◆ Aim of the exercise ◆
The records below must be transcribed exactly. Do not include the pictures.

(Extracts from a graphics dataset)

━━━━━━━━━━━━━━━━

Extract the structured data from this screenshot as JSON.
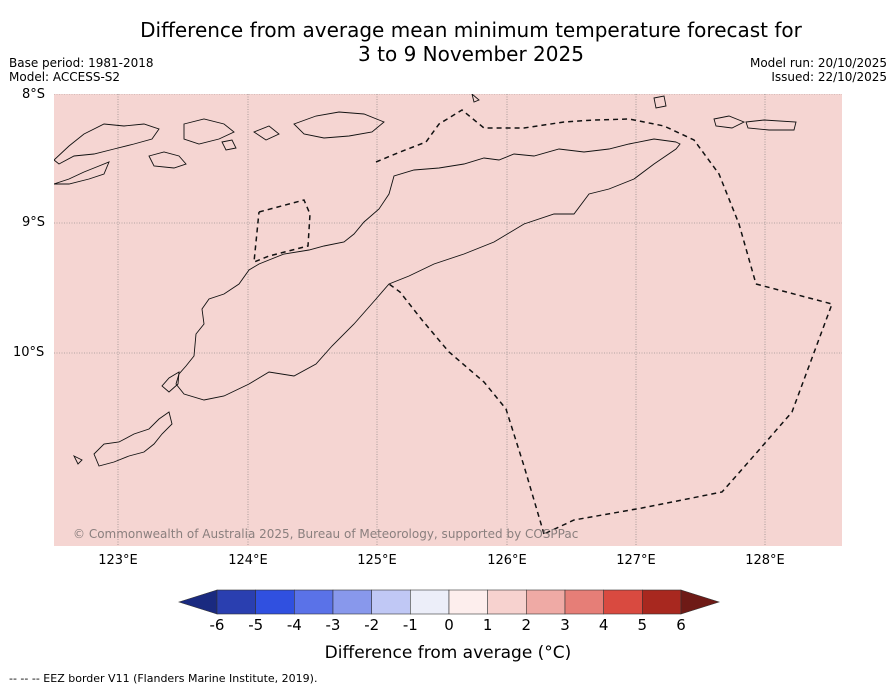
{
  "title": {
    "line1": "Difference from average mean minimum temperature forecast for",
    "line2": "3 to 9 November 2025"
  },
  "meta": {
    "base_period": "Base period: 1981-2018",
    "model": "Model: ACCESS-S2",
    "model_run": "Model run: 20/10/2025",
    "issued": "Issued: 22/10/2025"
  },
  "map": {
    "fill_color": "#f5d5d2",
    "lat_labels": [
      "8°S",
      "9°S",
      "10°S"
    ],
    "lon_labels": [
      "123°E",
      "124°E",
      "125°E",
      "126°E",
      "127°E",
      "128°E"
    ],
    "copyright": "© Commonwealth of Australia 2025, Bureau of Meteorology, supported by COSPPac"
  },
  "colorbar": {
    "ticks": [
      "-6",
      "-5",
      "-4",
      "-3",
      "-2",
      "-1",
      "0",
      "1",
      "2",
      "3",
      "4",
      "5",
      "6"
    ],
    "colors": [
      "#1a2a80",
      "#2a3fb0",
      "#3050e0",
      "#5a72e8",
      "#8898ec",
      "#c0c8f5",
      "#eceef9",
      "#fdeeed",
      "#f7d2cf",
      "#efaaa5",
      "#e67e77",
      "#d94a40",
      "#a8281f",
      "#6e1a16"
    ],
    "label": "Difference from average (°C)"
  },
  "footer": "--  --  -- EEZ border V11 (Flanders Marine Institute, 2019)."
}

━━━━━━━━━━━━━━━━

◆ Worked answer ◆
Extract the structured data from this screenshot as JSON.
{
  "title": {
    "line1": "Difference from average mean minimum temperature forecast for",
    "line2": "3 to 9 November 2025"
  },
  "meta": {
    "base_period": "Base period: 1981-2018",
    "model": "Model: ACCESS-S2",
    "model_run": "Model run: 20/10/2025",
    "issued": "Issued: 22/10/2025"
  },
  "map": {
    "fill_color": "#f5d5d2",
    "lat_labels": [
      "8°S",
      "9°S",
      "10°S"
    ],
    "lon_labels": [
      "123°E",
      "124°E",
      "125°E",
      "126°E",
      "127°E",
      "128°E"
    ],
    "copyright": "© Commonwealth of Australia 2025, Bureau of Meteorology, supported by COSPPac"
  },
  "colorbar": {
    "ticks": [
      "-6",
      "-5",
      "-4",
      "-3",
      "-2",
      "-1",
      "0",
      "1",
      "2",
      "3",
      "4",
      "5",
      "6"
    ],
    "colors": [
      "#1a2a80",
      "#2a3fb0",
      "#3050e0",
      "#5a72e8",
      "#8898ec",
      "#c0c8f5",
      "#eceef9",
      "#fdeeed",
      "#f7d2cf",
      "#efaaa5",
      "#e67e77",
      "#d94a40",
      "#a8281f",
      "#6e1a16"
    ],
    "label": "Difference from average (°C)"
  },
  "footer": "--  --  -- EEZ border V11 (Flanders Marine Institute, 2019)."
}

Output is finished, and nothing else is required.